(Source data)
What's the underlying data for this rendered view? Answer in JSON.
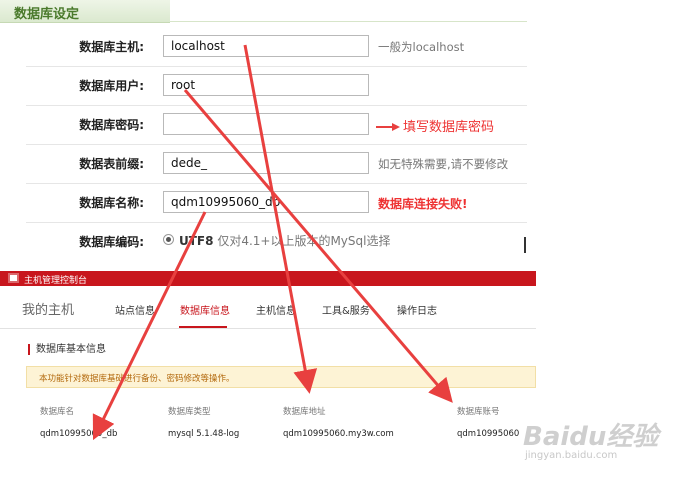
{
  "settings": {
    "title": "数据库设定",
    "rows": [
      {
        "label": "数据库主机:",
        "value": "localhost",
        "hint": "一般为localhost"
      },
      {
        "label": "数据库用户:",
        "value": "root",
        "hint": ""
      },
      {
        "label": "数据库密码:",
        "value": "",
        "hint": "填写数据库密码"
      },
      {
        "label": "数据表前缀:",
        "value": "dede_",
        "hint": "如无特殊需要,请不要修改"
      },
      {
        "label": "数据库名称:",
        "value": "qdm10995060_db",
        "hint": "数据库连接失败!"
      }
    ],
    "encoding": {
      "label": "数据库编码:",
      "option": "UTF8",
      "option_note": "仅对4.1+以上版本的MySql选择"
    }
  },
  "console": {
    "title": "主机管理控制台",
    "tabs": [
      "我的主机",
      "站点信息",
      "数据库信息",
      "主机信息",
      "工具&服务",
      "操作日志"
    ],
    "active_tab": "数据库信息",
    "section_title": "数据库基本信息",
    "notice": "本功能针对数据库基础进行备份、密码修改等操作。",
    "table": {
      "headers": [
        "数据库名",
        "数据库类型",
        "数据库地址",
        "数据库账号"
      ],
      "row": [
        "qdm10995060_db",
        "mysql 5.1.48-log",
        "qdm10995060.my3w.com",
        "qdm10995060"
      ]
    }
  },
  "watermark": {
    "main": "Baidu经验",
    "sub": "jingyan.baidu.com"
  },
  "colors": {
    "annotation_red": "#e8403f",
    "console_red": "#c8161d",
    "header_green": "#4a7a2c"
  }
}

_CHALLENGE:_
Select the lines that carry the string "hint" and copy them.

_REPLY TO THE EXERCISE:_
        "hint": "一般为localhost"
        "hint": ""
        "hint": "填写数据库密码"
        "hint": "如无特殊需要,请不要修改"
        "hint": "数据库连接失败!"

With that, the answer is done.